:: Preguntas ::
1) Reproduce del texto sobre la visita de Bush a Latinoamérica el fragmento entre "Tal como se" y "y movimientos izquierdistas.", ambos incluidos.
2) Prosigue el texto sobre la visita de Bush a Latinoamérica a partir del punto en que termina.

---------- Extracto ----------

Tal como se esperaba, la visita que el Presidente de Estados Unidos de Norteamérica, George W. Bush hace en estos días a cinco países latinoamericanos (Brasil, Uruguay, Colombia, Guatemala y México), ha sido repudiada por manifestaciones callejeras de militantes y seguidores de los partidos y movimientos izquierdistas.
Sin duda que el presidente Bush no es popular en Latinoamérica. Según Iberobarómetro —encuestadora que mide la opinión pública a nivel continental— apenas el 24 por ciento de los latinoamericanos simpatiza actualmente con el presidente Bush, mientras, por otro lado, los partidos y movimientos antiestadounidenses son muy beligerantes y jamás dejan pasar ninguna oportunidad para manifestarse contra Estados Unidos y sus gobernantes.

---------- Material mostrado ----------

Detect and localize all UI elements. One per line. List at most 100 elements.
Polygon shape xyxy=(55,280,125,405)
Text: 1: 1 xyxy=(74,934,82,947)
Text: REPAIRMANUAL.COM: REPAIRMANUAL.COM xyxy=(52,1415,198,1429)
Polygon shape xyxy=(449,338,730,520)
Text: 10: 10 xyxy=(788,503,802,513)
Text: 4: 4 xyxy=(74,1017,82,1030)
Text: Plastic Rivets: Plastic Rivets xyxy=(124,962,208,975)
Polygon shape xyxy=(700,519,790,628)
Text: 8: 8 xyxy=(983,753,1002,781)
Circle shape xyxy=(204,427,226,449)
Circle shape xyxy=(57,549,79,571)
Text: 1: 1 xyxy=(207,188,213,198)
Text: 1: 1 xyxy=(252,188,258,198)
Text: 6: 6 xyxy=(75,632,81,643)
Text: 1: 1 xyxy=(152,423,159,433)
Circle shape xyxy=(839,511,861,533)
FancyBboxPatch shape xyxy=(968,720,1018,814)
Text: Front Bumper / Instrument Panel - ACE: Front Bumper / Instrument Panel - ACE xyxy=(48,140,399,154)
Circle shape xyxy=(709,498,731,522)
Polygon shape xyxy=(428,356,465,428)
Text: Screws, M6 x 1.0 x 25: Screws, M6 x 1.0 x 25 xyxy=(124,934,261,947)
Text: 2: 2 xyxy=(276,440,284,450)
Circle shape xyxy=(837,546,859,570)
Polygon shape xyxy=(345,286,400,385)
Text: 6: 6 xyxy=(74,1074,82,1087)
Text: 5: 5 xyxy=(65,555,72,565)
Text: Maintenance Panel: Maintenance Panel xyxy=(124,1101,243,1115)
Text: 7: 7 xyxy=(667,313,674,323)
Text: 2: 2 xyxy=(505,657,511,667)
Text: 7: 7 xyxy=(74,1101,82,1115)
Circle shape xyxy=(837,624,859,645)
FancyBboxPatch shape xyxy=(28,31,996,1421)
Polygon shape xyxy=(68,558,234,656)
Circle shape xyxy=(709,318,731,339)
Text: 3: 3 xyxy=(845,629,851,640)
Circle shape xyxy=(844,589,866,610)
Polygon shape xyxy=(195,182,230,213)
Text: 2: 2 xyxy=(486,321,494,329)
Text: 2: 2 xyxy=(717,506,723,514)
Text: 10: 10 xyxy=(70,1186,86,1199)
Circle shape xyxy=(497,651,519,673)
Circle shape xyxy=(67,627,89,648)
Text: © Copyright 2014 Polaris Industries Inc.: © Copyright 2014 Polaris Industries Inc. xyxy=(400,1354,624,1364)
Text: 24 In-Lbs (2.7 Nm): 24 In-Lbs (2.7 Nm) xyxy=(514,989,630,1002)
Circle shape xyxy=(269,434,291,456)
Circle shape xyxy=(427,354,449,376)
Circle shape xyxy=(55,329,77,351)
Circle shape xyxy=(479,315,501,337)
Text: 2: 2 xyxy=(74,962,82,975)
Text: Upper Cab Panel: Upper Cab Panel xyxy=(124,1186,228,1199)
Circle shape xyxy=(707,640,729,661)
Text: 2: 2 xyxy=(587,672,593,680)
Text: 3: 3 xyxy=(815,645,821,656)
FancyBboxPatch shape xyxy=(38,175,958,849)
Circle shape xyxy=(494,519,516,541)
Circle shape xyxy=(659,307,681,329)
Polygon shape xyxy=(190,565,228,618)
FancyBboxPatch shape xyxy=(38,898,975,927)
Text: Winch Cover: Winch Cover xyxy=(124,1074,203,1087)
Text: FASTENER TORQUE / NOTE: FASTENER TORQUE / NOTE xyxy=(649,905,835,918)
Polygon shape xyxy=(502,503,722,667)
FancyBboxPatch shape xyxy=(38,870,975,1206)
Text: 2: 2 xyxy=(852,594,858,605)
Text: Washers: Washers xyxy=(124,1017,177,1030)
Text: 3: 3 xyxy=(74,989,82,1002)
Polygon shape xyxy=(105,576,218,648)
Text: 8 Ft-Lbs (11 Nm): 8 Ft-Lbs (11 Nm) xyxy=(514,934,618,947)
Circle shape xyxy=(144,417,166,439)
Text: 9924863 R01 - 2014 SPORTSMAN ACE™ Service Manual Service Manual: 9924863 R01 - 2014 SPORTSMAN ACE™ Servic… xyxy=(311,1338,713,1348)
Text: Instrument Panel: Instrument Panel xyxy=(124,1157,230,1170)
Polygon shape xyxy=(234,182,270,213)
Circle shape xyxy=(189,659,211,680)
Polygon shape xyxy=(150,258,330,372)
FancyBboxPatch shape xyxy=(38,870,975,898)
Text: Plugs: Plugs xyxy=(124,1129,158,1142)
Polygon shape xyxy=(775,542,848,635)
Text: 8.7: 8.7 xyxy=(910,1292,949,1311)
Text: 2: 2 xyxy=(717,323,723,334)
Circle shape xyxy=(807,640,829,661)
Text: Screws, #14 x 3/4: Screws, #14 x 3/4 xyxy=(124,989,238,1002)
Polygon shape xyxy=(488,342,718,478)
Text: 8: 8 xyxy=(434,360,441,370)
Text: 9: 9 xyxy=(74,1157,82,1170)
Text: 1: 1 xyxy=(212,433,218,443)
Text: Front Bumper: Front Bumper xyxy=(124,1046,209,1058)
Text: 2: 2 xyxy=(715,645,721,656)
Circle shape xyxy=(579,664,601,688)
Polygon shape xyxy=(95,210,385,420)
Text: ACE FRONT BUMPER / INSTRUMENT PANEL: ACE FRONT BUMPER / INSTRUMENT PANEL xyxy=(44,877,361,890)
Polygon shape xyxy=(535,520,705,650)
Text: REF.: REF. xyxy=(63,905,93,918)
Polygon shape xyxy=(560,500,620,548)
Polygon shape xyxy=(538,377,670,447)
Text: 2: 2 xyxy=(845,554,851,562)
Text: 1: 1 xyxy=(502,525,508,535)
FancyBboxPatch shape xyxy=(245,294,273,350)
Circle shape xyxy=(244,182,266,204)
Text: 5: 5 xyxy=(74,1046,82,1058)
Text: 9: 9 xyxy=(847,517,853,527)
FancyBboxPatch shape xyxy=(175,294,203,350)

----------

:: Respuestas ::
1)
Tal como se esperaba, la visita que el Presidente de Estados Unidos de Norteamérica, George W. Bush hace en estos días a cinco países latinoamericanos (Brasil, Uruguay, Colombia, Guatemala y México), ha sido repudiada por manifestaciones callejeras de militantes y seguidores de los partidos y movimientos izquierdistas.

2)
Se dice que el sentimiento de antipatía hacia el presidente Bush es consecuencia, primero, de la guerra que está librando Estados Unidos en Irak y Afganistán; segundo, de las malas políticas aplicadas por el gobierno estadounidense en Latinoamérica; y, tercero, del “abandono” en que Bush ha dejado a América Latina. Pero la verdad es que los sentimientos contra Estados Unidos existen en América Latina desde que se formó esa gran potencia del norte y se constituyeron los países latinoamericanos. De la misma manera que desde entonces muchos latinoamericanos han envidiado el sistema de vida estadounidense y han emigrado y siguen emigrando a Estados Unidos, inclusive militantes izquierdistas y antiyanquistas.
Cabe recordar que fueron precisamente dos periodistas de Estados Unidos, Wiliam Lederer y Eugene Burdick, quienes escribieron y publicaron un libro titulado El Americano Feo, en 1958, en el que se estereotipó la imagen estadounidense en el exterior. Dicho libro se convirtió en un clásico de la literatura política y fue llevado al cine con la interpretación del célebre actor Marlon Brando.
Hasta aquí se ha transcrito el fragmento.